• [MATERIAL FOR THE TASK]
-- start --
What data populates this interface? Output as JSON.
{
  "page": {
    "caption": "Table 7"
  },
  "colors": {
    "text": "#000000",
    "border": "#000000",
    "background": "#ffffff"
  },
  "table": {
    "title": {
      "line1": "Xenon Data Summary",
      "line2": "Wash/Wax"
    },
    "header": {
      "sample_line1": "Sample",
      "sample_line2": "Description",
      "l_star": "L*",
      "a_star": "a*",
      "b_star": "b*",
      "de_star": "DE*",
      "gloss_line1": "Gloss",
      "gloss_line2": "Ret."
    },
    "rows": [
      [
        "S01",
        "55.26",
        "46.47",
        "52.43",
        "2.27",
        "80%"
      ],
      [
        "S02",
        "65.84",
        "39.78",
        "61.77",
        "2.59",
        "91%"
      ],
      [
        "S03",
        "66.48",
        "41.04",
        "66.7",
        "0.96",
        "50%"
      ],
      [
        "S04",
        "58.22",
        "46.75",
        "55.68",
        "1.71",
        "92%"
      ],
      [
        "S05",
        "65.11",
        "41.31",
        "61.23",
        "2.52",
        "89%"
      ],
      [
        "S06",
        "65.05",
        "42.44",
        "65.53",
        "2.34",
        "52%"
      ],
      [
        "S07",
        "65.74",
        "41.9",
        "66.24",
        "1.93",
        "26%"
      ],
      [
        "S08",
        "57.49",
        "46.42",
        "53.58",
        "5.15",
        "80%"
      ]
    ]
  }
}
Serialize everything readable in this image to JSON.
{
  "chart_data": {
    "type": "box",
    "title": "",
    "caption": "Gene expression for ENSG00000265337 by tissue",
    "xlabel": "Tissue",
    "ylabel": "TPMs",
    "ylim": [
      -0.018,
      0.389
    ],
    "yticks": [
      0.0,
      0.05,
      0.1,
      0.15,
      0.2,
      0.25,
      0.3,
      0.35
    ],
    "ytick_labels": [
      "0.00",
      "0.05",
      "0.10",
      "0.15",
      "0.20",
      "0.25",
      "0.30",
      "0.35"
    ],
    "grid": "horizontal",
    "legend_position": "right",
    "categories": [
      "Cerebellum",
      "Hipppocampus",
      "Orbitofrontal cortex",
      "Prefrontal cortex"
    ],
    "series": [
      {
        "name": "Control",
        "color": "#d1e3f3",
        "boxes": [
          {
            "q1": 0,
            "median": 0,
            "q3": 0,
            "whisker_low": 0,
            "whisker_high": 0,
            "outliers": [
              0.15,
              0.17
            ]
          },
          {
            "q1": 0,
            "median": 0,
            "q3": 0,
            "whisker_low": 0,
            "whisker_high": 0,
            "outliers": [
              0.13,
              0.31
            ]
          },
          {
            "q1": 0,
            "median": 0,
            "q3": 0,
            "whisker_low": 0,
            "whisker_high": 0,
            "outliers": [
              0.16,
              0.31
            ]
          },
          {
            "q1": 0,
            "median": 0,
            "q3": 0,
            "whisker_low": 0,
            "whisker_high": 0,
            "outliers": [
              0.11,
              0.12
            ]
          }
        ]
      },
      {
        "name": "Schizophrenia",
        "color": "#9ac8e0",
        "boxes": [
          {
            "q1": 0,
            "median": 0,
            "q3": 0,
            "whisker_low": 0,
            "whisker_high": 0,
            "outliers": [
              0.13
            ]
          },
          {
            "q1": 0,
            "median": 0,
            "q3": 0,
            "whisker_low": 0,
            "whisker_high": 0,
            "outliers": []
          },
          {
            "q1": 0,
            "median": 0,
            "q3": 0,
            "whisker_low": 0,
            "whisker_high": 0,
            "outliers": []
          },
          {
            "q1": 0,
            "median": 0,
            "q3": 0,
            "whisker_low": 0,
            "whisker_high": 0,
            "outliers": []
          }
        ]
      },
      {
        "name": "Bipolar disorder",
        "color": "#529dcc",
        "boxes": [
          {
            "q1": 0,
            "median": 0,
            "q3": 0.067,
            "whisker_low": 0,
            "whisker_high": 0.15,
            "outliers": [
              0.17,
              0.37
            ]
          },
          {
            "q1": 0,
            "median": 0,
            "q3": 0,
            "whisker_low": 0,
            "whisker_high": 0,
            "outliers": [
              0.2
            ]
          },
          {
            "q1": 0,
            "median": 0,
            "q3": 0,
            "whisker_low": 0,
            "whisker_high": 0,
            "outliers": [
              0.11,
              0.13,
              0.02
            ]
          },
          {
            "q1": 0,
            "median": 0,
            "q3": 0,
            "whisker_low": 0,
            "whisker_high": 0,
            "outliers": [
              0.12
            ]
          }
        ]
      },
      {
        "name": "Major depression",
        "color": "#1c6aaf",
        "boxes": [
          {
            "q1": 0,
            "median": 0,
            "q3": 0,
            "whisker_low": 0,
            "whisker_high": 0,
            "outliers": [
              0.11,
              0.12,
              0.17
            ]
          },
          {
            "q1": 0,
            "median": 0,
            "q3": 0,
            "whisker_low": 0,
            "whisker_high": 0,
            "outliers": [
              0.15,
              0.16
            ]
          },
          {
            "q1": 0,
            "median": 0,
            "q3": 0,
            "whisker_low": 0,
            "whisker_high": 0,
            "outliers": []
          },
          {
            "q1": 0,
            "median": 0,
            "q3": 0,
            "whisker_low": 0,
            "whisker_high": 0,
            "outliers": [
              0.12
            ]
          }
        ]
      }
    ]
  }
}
-- end --
• [PROBLEM REQUIREMENTS] In the records above, how many lines include the string "name"? Answer with only the number.

• [WORKED ANSWER] 4